Aim of the exercise: Search the data below for "xlabel"; list each line that holds it.

Provided entries:
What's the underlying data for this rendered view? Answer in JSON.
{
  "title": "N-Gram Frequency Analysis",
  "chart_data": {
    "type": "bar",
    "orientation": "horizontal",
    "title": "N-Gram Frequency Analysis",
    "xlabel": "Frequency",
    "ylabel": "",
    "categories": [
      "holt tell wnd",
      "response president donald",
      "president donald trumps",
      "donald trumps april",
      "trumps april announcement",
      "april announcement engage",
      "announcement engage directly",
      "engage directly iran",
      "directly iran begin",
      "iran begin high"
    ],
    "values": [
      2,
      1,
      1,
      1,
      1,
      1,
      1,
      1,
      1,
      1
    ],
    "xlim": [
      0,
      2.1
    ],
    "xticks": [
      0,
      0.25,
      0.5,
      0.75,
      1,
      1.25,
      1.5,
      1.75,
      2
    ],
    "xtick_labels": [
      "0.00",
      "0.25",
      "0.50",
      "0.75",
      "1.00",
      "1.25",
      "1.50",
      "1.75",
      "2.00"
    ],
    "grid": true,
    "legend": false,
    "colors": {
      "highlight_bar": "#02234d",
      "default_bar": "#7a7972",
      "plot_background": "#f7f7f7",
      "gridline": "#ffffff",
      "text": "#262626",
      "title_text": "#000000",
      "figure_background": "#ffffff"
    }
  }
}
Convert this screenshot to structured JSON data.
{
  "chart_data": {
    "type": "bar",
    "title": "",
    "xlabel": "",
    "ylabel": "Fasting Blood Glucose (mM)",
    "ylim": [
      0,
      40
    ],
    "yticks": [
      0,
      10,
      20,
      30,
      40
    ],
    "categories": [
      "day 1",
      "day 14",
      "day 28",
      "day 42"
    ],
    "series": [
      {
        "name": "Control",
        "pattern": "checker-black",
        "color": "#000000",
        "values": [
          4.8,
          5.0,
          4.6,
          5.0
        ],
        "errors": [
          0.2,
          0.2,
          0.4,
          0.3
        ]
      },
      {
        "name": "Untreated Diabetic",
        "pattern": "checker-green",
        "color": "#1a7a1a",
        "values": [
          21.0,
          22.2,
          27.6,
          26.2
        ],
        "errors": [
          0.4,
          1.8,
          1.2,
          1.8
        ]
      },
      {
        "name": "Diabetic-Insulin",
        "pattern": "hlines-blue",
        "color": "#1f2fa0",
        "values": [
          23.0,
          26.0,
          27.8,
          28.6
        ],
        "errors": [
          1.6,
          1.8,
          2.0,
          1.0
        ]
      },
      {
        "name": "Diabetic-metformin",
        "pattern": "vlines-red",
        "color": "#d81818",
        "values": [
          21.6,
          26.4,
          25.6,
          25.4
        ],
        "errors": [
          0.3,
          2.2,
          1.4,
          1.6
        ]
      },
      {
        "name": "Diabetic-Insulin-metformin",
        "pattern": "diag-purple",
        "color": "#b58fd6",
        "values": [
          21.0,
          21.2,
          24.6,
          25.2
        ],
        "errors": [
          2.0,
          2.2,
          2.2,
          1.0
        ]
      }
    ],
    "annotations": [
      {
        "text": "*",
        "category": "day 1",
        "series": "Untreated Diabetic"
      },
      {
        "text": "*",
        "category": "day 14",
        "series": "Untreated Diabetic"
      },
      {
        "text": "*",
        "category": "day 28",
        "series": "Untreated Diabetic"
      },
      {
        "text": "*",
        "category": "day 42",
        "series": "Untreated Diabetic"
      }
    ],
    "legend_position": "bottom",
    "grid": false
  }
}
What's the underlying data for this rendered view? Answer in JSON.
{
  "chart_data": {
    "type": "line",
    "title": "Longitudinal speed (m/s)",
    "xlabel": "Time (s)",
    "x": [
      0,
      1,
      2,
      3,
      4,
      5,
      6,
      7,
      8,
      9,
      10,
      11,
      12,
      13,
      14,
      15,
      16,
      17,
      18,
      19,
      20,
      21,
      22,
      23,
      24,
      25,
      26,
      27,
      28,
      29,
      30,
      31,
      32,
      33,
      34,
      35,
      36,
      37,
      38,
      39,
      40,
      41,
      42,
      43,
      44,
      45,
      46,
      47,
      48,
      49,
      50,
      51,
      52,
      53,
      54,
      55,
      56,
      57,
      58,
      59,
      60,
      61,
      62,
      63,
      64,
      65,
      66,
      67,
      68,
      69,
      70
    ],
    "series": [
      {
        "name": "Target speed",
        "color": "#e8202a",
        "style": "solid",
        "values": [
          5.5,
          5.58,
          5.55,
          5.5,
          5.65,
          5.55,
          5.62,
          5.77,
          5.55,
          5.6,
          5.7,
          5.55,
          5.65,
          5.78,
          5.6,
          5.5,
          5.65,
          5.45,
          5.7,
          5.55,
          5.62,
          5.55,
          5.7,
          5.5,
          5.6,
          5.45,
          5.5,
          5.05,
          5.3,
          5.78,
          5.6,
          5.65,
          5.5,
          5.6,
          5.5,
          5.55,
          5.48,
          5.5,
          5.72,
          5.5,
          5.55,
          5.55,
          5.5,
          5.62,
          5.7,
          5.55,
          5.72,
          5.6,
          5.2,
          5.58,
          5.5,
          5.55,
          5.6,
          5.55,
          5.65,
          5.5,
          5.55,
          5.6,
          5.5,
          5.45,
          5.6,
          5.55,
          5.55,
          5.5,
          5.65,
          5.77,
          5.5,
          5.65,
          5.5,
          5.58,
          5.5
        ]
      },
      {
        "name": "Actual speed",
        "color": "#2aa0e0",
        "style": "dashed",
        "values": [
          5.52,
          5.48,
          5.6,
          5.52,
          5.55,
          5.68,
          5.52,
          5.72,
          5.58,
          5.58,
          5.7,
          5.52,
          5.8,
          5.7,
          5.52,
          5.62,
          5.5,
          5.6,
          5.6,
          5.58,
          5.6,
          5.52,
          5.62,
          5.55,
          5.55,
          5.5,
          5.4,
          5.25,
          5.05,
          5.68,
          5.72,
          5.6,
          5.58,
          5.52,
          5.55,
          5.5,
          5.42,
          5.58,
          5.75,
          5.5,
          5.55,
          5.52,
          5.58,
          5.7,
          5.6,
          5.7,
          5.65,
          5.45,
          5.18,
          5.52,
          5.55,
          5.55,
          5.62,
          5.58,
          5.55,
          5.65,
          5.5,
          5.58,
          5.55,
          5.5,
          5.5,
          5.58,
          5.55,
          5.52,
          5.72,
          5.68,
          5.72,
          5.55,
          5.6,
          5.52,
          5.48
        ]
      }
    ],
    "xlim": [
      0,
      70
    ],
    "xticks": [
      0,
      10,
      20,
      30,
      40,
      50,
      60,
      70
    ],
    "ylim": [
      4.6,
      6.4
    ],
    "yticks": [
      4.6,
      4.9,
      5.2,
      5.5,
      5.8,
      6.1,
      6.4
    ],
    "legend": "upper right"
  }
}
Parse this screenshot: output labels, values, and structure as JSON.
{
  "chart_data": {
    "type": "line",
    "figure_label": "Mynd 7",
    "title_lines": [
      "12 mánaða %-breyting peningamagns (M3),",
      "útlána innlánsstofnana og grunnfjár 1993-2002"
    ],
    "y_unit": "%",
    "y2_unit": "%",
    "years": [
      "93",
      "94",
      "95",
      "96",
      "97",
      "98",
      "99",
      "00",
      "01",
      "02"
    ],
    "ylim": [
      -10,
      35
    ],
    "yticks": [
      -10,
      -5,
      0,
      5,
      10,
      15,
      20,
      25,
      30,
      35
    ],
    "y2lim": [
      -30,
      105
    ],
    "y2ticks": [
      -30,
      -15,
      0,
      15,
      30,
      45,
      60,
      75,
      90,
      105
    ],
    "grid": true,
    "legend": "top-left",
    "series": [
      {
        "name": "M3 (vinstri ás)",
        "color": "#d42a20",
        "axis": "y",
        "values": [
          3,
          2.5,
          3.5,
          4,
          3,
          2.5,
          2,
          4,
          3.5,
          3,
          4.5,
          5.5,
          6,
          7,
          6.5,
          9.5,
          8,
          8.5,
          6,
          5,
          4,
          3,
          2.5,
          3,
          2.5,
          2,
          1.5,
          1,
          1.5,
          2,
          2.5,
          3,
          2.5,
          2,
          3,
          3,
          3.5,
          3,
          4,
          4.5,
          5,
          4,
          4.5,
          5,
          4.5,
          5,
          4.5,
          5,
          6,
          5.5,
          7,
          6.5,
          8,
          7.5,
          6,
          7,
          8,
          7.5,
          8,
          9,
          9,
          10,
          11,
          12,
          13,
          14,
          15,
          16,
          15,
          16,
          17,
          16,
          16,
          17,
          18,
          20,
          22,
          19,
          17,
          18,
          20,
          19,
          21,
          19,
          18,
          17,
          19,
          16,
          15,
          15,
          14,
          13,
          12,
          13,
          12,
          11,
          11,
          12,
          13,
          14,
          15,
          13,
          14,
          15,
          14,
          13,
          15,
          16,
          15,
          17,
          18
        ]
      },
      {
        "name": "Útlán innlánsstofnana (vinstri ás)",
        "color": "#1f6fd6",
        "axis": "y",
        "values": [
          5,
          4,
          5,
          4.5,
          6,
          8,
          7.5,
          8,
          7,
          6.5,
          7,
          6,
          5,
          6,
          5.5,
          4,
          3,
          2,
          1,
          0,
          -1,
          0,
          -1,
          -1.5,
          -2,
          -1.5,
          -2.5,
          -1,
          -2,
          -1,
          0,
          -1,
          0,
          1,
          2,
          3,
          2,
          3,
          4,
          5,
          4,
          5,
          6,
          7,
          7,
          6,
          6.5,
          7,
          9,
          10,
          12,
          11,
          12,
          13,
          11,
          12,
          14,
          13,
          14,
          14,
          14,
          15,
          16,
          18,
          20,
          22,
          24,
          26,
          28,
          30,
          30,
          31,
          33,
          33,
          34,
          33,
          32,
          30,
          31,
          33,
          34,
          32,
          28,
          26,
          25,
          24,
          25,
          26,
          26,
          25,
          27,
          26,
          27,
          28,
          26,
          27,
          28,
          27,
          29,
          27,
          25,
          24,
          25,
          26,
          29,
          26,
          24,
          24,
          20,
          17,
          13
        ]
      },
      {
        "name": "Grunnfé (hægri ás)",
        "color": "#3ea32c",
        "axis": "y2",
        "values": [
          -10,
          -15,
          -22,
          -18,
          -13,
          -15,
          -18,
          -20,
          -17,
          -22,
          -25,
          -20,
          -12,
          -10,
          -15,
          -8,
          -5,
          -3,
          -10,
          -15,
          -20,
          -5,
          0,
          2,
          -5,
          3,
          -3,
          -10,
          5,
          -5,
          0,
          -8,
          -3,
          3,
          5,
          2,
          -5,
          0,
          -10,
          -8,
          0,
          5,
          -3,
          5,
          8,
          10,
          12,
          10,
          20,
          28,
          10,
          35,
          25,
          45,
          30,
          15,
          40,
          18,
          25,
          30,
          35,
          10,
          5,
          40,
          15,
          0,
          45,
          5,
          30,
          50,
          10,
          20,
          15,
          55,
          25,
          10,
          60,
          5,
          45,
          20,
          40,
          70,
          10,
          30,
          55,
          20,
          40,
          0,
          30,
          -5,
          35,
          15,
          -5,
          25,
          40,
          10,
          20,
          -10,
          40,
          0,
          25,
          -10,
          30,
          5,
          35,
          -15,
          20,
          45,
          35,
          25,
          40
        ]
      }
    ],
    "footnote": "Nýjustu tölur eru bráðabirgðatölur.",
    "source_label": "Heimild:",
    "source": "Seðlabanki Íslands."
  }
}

Solution:
    "xlabel": "Frequency",
    "xlabel": "",
    "xlabel": "Time (s)",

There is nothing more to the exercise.